Each line of the listing must be transcribed exactly, except for the images, which should be excluded.

BEGIN RECORD EXCERPTS

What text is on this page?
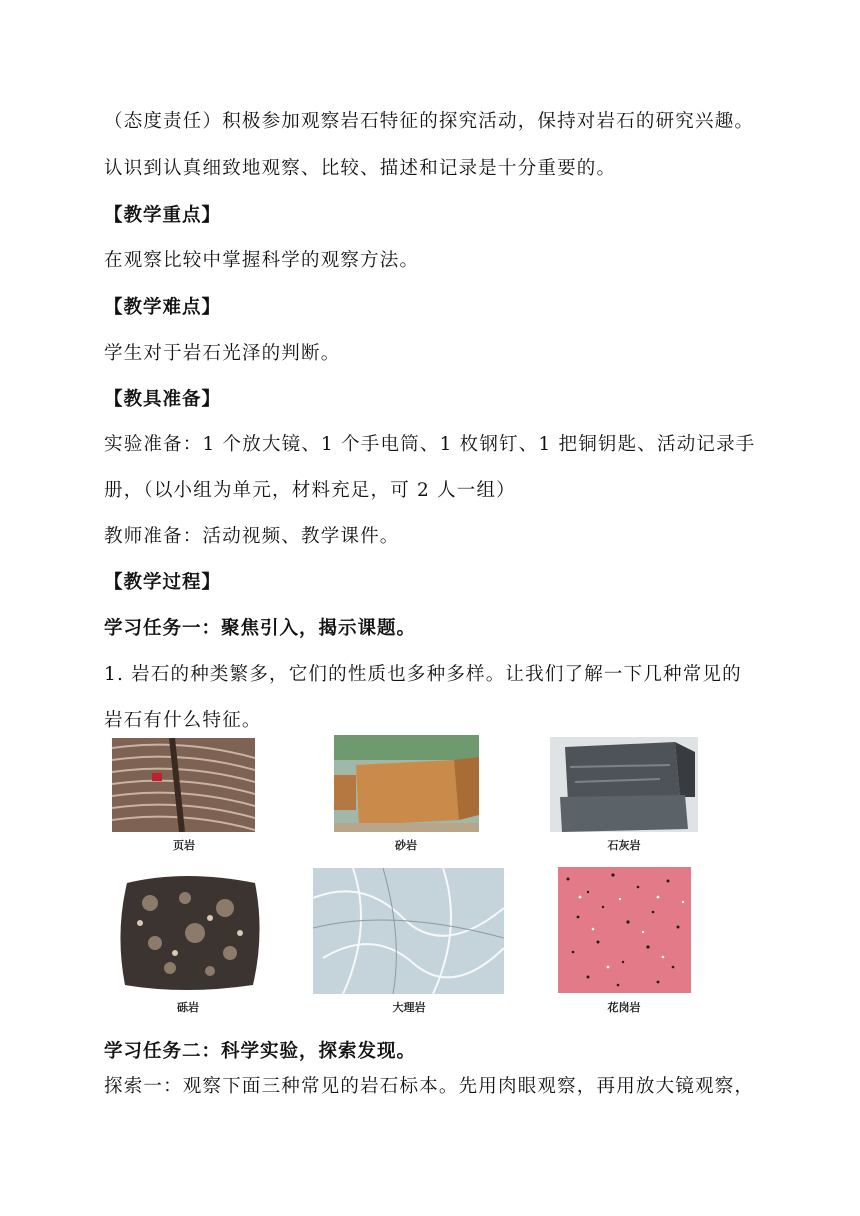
（态度责任）积极参加观察岩石特征的探究活动，保持对岩石的研究兴趣。
认识到认真细致地观察、比较、描述和记录是十分重要的。
【教学重点】
在观察比较中掌握科学的观察方法。
【教学难点】
学生对于岩石光泽的判断。
【教具准备】
实验准备：1 个放大镜、1 个手电筒、1 枚钢钉、1 把铜钥匙、活动记录手
册，（以小组为单元，材料充足，可 2 人一组）
教师准备：活动视频、教学课件。
【教学过程】
学习任务一：聚焦引入，揭示课题。
1. 岩石的种类繁多，它们的性质也多种多样。让我们了解一下几种常见的
岩石有什么特征。
页岩	砂岩	石灰岩
砾岩	大理岩	花岗岩
学习任务二：科学实验，探索发现。
探索一：观察下面三种常见的岩石标本。先用肉眼观察，再用放大镜观察，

END RECORD EXCERPTS

### RESPONSE TO THIS EXERCISE
What text is on this page?
（态度责任）积极参加观察岩石特征的探究活动，保持对岩石的研究兴趣。
认识到认真细致地观察、比较、描述和记录是十分重要的。
【教学重点】
在观察比较中掌握科学的观察方法。
【教学难点】
学生对于岩石光泽的判断。
【教具准备】
实验准备：1 个放大镜、1 个手电筒、1 枚钢钉、1 把铜钥匙、活动记录手
册，（以小组为单元，材料充足，可 2 人一组）
教师准备：活动视频、教学课件。
【教学过程】
学习任务一：聚焦引入，揭示课题。
1. 岩石的种类繁多，它们的性质也多种多样。让我们了解一下几种常见的
岩石有什么特征。
页岩	砂岩	石灰岩
砾岩	大理岩	花岗岩
学习任务二：科学实验，探索发现。
探索一：观察下面三种常见的岩石标本。先用肉眼观察，再用放大镜观察，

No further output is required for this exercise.